> [TASK BRIEF]:
Reproduce each of the following lines verbatim, in the order given.
-*-*-
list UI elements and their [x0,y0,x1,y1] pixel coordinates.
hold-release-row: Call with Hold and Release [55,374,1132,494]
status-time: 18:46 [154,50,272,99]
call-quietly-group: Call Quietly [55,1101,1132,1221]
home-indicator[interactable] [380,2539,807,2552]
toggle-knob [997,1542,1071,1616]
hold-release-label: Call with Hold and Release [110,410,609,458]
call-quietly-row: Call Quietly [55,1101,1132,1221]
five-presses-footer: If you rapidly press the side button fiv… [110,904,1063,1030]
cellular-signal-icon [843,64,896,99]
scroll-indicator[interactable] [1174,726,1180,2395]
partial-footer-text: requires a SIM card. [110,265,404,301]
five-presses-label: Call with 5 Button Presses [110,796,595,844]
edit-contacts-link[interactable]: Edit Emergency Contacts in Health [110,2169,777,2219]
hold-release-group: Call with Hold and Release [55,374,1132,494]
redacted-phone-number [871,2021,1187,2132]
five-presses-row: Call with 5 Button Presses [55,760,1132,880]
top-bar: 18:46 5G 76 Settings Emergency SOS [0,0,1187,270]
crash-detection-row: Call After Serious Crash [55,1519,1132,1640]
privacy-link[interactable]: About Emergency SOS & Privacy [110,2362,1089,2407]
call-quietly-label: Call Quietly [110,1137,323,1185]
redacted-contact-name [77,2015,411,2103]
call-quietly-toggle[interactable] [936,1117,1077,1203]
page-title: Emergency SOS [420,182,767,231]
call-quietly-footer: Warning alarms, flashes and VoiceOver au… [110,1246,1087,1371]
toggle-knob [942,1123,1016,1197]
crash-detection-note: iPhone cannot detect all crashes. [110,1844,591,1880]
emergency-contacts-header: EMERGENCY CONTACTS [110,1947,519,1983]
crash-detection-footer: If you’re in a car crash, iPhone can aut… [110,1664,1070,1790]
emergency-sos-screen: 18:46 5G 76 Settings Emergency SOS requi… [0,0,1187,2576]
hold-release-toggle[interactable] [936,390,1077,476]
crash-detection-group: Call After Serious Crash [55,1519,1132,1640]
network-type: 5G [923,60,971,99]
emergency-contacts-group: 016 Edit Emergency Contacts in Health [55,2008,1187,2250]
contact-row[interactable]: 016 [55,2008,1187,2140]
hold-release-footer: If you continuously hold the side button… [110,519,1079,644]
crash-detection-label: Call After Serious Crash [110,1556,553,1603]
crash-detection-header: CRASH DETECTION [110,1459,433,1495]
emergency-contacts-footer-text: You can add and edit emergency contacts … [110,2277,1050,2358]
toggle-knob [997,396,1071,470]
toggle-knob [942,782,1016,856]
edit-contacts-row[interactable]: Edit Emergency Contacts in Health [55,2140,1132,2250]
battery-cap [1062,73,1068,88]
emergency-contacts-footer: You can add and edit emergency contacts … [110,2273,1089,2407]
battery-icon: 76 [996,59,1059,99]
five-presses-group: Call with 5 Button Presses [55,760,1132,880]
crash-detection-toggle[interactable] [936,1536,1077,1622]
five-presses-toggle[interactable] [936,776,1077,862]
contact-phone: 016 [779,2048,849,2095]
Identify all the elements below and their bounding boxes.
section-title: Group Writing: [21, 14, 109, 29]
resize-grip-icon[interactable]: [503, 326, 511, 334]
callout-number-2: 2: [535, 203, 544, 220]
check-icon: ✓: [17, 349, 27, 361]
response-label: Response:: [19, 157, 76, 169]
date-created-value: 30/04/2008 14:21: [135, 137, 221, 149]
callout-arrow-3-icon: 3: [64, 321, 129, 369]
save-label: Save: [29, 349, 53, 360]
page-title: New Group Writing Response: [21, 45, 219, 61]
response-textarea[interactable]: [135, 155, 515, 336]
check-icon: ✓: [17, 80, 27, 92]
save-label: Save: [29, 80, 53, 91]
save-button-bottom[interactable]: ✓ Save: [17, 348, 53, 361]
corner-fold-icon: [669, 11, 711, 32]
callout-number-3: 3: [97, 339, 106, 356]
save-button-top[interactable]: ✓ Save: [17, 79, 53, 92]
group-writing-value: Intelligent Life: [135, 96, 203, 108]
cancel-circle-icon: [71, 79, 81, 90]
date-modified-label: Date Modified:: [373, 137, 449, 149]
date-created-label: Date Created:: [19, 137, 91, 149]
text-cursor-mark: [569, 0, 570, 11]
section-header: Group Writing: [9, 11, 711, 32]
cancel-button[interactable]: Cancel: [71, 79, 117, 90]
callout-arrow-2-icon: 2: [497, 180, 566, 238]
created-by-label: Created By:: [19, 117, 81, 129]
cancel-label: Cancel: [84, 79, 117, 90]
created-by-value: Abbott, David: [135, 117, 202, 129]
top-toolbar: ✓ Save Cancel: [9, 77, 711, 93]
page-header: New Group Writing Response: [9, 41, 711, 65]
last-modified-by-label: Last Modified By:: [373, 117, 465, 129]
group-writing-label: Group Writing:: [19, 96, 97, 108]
-*-*-
> [RESULT OF THIS EXERCISE]:
list UI elements and their [x0,y0,x1,y1] pixel coordinates.
hold-release-row: Call with Hold and Release [55,374,1132,494]
status-time: 18:46 [154,50,272,99]
call-quietly-group: Call Quietly [55,1101,1132,1221]
home-indicator[interactable] [380,2539,807,2552]
toggle-knob [997,1542,1071,1616]
hold-release-label: Call with Hold and Release [110,410,609,458]
call-quietly-row: Call Quietly [55,1101,1132,1221]
five-presses-footer: If you rapidly press the side button fiv… [110,904,1063,1030]
cellular-signal-icon [843,64,896,99]
scroll-indicator[interactable] [1174,726,1180,2395]
partial-footer-text: requires a SIM card. [110,265,404,301]
five-presses-label: Call with 5 Button Presses [110,796,595,844]
edit-contacts-link[interactable]: Edit Emergency Contacts in Health [110,2169,777,2219]
hold-release-group: Call with Hold and Release [55,374,1132,494]
redacted-phone-number [871,2021,1187,2132]
five-presses-row: Call with 5 Button Presses [55,760,1132,880]
top-bar: 18:46 5G 76 Settings Emergency SOS [0,0,1187,270]
crash-detection-row: Call After Serious Crash [55,1519,1132,1640]
privacy-link[interactable]: About Emergency SOS & Privacy [110,2362,1089,2407]
call-quietly-label: Call Quietly [110,1137,323,1185]
redacted-contact-name [77,2015,411,2103]
call-quietly-toggle[interactable] [936,1117,1077,1203]
page-title: Emergency SOS [420,182,767,231]
call-quietly-footer: Warning alarms, flashes and VoiceOver au… [110,1246,1087,1371]
toggle-knob [942,1123,1016,1197]
crash-detection-note: iPhone cannot detect all crashes. [110,1844,591,1880]
emergency-contacts-header: EMERGENCY CONTACTS [110,1947,519,1983]
crash-detection-footer: If you’re in a car crash, iPhone can aut… [110,1664,1070,1790]
emergency-sos-screen: 18:46 5G 76 Settings Emergency SOS requi… [0,0,1187,2576]
hold-release-toggle[interactable] [936,390,1077,476]
crash-detection-group: Call After Serious Crash [55,1519,1132,1640]
network-type: 5G [923,60,971,99]
emergency-contacts-group: 016 Edit Emergency Contacts in Health [55,2008,1187,2250]
contact-row[interactable]: 016 [55,2008,1187,2140]
hold-release-footer: If you continuously hold the side button… [110,519,1079,644]
crash-detection-label: Call After Serious Crash [110,1556,553,1603]
crash-detection-header: CRASH DETECTION [110,1459,433,1495]
emergency-contacts-footer-text: You can add and edit emergency contacts … [110,2277,1050,2358]
toggle-knob [997,396,1071,470]
toggle-knob [942,782,1016,856]
edit-contacts-row[interactable]: Edit Emergency Contacts in Health [55,2140,1132,2250]
battery-cap [1062,73,1068,88]
emergency-contacts-footer: You can add and edit emergency contacts … [110,2273,1089,2407]
battery-icon: 76 [996,59,1059,99]
five-presses-group: Call with 5 Button Presses [55,760,1132,880]
crash-detection-toggle[interactable] [936,1536,1077,1622]
five-presses-toggle[interactable] [936,776,1077,862]
contact-phone: 016 [779,2048,849,2095]
Identify all the elements below and their bounding boxes.
section-title: Group Writing: [21, 14, 109, 29]
resize-grip-icon[interactable]: [503, 326, 511, 334]
callout-number-2: 2: [535, 203, 544, 220]
check-icon: ✓: [17, 349, 27, 361]
response-label: Response:: [19, 157, 76, 169]
date-created-value: 30/04/2008 14:21: [135, 137, 221, 149]
callout-arrow-3-icon: 3: [64, 321, 129, 369]
save-label: Save: [29, 349, 53, 360]
page-title: New Group Writing Response: [21, 45, 219, 61]
response-textarea[interactable]: [135, 155, 515, 336]
check-icon: ✓: [17, 80, 27, 92]
save-label: Save: [29, 80, 53, 91]
save-button-bottom[interactable]: ✓ Save: [17, 348, 53, 361]
corner-fold-icon: [669, 11, 711, 32]
callout-number-3: 3: [97, 339, 106, 356]
save-button-top[interactable]: ✓ Save: [17, 79, 53, 92]
group-writing-value: Intelligent Life: [135, 96, 203, 108]
cancel-circle-icon: [71, 79, 81, 90]
date-modified-label: Date Modified:: [373, 137, 449, 149]
date-created-label: Date Created:: [19, 137, 91, 149]
text-cursor-mark: [569, 0, 570, 11]
section-header: Group Writing: [9, 11, 711, 32]
cancel-button[interactable]: Cancel: [71, 79, 117, 90]
callout-arrow-2-icon: 2: [497, 180, 566, 238]
created-by-label: Created By:: [19, 117, 81, 129]
cancel-label: Cancel: [84, 79, 117, 90]
created-by-value: Abbott, David: [135, 117, 202, 129]
top-toolbar: ✓ Save Cancel: [9, 77, 711, 93]
page-header: New Group Writing Response: [9, 41, 711, 65]
last-modified-by-label: Last Modified By:: [373, 117, 465, 129]
group-writing-label: Group Writing:: [19, 96, 97, 108]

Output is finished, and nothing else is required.